AIM –
Please print all of the material below, word for word.

# start of TASK INPUT

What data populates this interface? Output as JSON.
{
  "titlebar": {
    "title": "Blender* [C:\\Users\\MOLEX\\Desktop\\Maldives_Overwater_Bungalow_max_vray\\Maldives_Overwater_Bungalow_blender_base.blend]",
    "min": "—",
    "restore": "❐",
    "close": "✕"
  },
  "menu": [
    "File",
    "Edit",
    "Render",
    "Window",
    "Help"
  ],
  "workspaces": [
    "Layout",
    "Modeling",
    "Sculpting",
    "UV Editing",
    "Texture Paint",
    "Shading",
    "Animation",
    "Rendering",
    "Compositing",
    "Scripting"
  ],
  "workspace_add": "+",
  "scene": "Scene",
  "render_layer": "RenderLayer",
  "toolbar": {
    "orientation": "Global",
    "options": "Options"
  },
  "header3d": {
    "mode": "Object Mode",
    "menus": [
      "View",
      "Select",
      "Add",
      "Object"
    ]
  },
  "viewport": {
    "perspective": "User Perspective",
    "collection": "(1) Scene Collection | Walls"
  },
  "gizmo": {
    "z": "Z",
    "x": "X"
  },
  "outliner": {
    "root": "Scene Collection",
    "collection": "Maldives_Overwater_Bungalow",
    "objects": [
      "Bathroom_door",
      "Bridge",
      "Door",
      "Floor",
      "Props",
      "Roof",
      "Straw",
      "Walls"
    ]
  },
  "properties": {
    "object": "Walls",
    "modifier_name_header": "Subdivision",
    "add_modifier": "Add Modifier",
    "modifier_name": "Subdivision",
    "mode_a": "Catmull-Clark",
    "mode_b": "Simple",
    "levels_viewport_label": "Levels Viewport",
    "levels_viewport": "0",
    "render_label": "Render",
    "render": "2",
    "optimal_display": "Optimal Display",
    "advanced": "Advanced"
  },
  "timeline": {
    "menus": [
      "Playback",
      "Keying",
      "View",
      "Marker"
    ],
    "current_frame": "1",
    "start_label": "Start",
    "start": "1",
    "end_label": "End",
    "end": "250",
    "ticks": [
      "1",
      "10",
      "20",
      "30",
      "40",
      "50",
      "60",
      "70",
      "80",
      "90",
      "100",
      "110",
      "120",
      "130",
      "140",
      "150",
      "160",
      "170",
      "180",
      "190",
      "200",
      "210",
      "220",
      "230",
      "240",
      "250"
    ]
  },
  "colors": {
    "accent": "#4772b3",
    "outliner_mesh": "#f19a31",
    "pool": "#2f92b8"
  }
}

# end of TASK INPUT

FINAL RESULT –
What data populates this interface? Output as JSON.
{
  "titlebar": {
    "title": "Blender* [C:\\Users\\MOLEX\\Desktop\\Maldives_Overwater_Bungalow_max_vray\\Maldives_Overwater_Bungalow_blender_base.blend]",
    "min": "—",
    "restore": "❐",
    "close": "✕"
  },
  "menu": [
    "File",
    "Edit",
    "Render",
    "Window",
    "Help"
  ],
  "workspaces": [
    "Layout",
    "Modeling",
    "Sculpting",
    "UV Editing",
    "Texture Paint",
    "Shading",
    "Animation",
    "Rendering",
    "Compositing",
    "Scripting"
  ],
  "workspace_add": "+",
  "scene": "Scene",
  "render_layer": "RenderLayer",
  "toolbar": {
    "orientation": "Global",
    "options": "Options"
  },
  "header3d": {
    "mode": "Object Mode",
    "menus": [
      "View",
      "Select",
      "Add",
      "Object"
    ]
  },
  "viewport": {
    "perspective": "User Perspective",
    "collection": "(1) Scene Collection | Walls"
  },
  "gizmo": {
    "z": "Z",
    "x": "X"
  },
  "outliner": {
    "root": "Scene Collection",
    "collection": "Maldives_Overwater_Bungalow",
    "objects": [
      "Bathroom_door",
      "Bridge",
      "Door",
      "Floor",
      "Props",
      "Roof",
      "Straw",
      "Walls"
    ]
  },
  "properties": {
    "object": "Walls",
    "modifier_name_header": "Subdivision",
    "add_modifier": "Add Modifier",
    "modifier_name": "Subdivision",
    "mode_a": "Catmull-Clark",
    "mode_b": "Simple",
    "levels_viewport_label": "Levels Viewport",
    "levels_viewport": "0",
    "render_label": "Render",
    "render": "2",
    "optimal_display": "Optimal Display",
    "advanced": "Advanced"
  },
  "timeline": {
    "menus": [
      "Playback",
      "Keying",
      "View",
      "Marker"
    ],
    "current_frame": "1",
    "start_label": "Start",
    "start": "1",
    "end_label": "End",
    "end": "250",
    "ticks": [
      "1",
      "10",
      "20",
      "30",
      "40",
      "50",
      "60",
      "70",
      "80",
      "90",
      "100",
      "110",
      "120",
      "130",
      "140",
      "150",
      "160",
      "170",
      "180",
      "190",
      "200",
      "210",
      "220",
      "230",
      "240",
      "250"
    ]
  },
  "colors": {
    "accent": "#4772b3",
    "outliner_mesh": "#f19a31",
    "pool": "#2f92b8"
  }
}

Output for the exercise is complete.